Stored data entries
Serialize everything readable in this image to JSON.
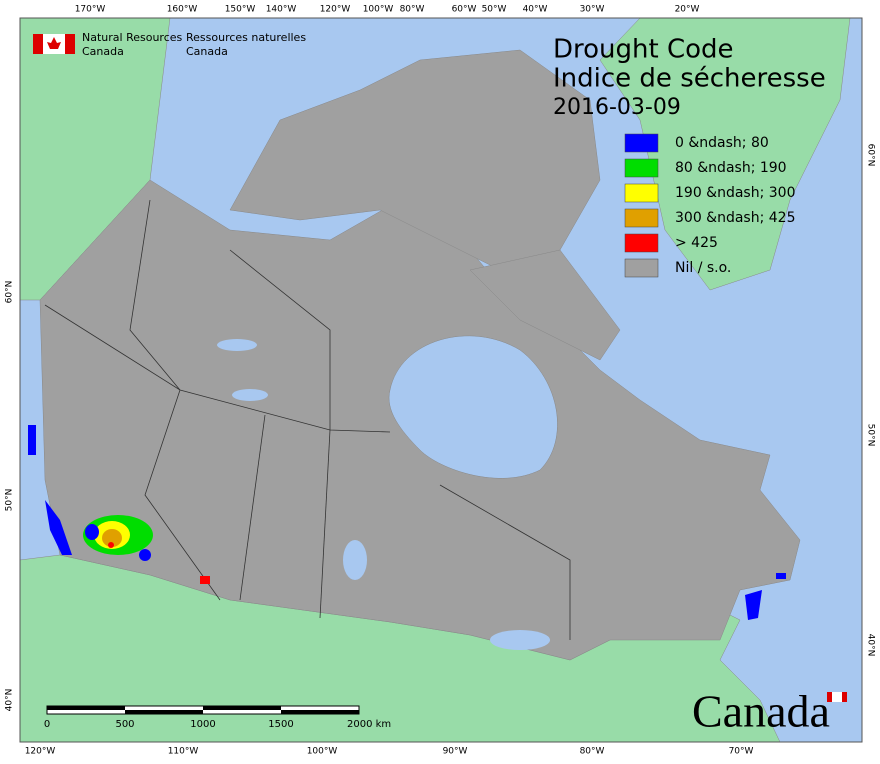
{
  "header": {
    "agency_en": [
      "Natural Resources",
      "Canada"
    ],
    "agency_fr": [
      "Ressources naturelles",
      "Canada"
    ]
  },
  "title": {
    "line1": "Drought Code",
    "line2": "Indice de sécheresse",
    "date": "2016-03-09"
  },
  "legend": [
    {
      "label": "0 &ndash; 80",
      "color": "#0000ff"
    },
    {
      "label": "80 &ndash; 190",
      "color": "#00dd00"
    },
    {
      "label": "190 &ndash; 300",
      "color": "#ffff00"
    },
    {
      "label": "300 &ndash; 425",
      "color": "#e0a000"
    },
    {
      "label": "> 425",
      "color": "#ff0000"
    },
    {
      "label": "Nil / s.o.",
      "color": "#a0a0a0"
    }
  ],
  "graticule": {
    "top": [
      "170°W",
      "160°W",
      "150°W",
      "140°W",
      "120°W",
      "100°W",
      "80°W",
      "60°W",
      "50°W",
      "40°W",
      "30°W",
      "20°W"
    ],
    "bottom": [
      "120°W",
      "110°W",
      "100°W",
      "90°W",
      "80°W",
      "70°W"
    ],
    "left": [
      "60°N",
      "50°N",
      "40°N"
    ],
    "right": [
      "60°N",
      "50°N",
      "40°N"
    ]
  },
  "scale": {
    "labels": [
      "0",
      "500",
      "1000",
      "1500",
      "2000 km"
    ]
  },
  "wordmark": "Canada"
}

▶ _Required task_:
Give every record again exactly, apart from the pictures, which stay out.

▶ _Final result_:
Serialize everything readable in this image to JSON.
{
  "header": {
    "agency_en": [
      "Natural Resources",
      "Canada"
    ],
    "agency_fr": [
      "Ressources naturelles",
      "Canada"
    ]
  },
  "title": {
    "line1": "Drought Code",
    "line2": "Indice de sécheresse",
    "date": "2016-03-09"
  },
  "legend": [
    {
      "label": "0 &ndash; 80",
      "color": "#0000ff"
    },
    {
      "label": "80 &ndash; 190",
      "color": "#00dd00"
    },
    {
      "label": "190 &ndash; 300",
      "color": "#ffff00"
    },
    {
      "label": "300 &ndash; 425",
      "color": "#e0a000"
    },
    {
      "label": "> 425",
      "color": "#ff0000"
    },
    {
      "label": "Nil / s.o.",
      "color": "#a0a0a0"
    }
  ],
  "graticule": {
    "top": [
      "170°W",
      "160°W",
      "150°W",
      "140°W",
      "120°W",
      "100°W",
      "80°W",
      "60°W",
      "50°W",
      "40°W",
      "30°W",
      "20°W"
    ],
    "bottom": [
      "120°W",
      "110°W",
      "100°W",
      "90°W",
      "80°W",
      "70°W"
    ],
    "left": [
      "60°N",
      "50°N",
      "40°N"
    ],
    "right": [
      "60°N",
      "50°N",
      "40°N"
    ]
  },
  "scale": {
    "labels": [
      "0",
      "500",
      "1000",
      "1500",
      "2000 km"
    ]
  },
  "wordmark": "Canada"
}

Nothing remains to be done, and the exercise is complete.